GIVEN PROBLEM: Take every line from the listing below that contains "side".

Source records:
--- --- ---

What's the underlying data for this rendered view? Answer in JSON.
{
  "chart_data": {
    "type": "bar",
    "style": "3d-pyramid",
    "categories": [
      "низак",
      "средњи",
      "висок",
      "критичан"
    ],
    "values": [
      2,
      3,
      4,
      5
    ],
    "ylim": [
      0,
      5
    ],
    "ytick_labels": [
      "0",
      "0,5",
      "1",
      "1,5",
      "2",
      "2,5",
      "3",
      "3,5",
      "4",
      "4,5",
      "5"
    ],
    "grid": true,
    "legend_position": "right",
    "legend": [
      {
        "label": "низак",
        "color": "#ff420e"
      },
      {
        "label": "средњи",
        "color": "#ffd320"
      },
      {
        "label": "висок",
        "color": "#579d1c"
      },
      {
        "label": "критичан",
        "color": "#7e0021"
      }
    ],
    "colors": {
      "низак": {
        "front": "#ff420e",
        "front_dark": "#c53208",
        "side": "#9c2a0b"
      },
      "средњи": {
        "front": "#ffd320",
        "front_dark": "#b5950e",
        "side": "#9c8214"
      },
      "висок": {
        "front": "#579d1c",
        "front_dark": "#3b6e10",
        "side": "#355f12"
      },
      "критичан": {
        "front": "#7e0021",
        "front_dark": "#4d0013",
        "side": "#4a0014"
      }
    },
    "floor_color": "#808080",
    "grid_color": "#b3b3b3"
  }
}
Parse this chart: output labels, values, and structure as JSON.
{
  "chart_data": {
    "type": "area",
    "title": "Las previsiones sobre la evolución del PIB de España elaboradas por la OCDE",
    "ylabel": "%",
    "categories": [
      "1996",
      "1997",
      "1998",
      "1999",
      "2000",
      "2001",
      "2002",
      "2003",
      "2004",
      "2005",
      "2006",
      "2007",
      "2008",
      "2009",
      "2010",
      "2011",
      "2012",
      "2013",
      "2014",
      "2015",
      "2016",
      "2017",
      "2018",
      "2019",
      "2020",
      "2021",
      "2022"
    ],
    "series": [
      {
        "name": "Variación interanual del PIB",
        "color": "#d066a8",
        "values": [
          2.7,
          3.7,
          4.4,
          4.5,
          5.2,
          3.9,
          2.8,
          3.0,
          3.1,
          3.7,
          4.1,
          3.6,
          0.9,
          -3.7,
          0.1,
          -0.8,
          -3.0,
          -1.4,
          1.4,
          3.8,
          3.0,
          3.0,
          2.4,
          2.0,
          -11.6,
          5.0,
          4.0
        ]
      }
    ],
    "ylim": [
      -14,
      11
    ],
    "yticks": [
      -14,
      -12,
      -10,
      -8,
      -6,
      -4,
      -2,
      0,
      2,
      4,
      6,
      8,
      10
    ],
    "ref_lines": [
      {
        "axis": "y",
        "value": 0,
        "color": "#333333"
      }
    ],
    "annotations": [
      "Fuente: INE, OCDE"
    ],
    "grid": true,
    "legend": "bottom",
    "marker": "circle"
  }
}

--- --- ---

RIGHT ANSWER:
        "side": "#9c2a0b"
        "side": "#9c8214"
        "side": "#355f12"
        "side": "#4a0014"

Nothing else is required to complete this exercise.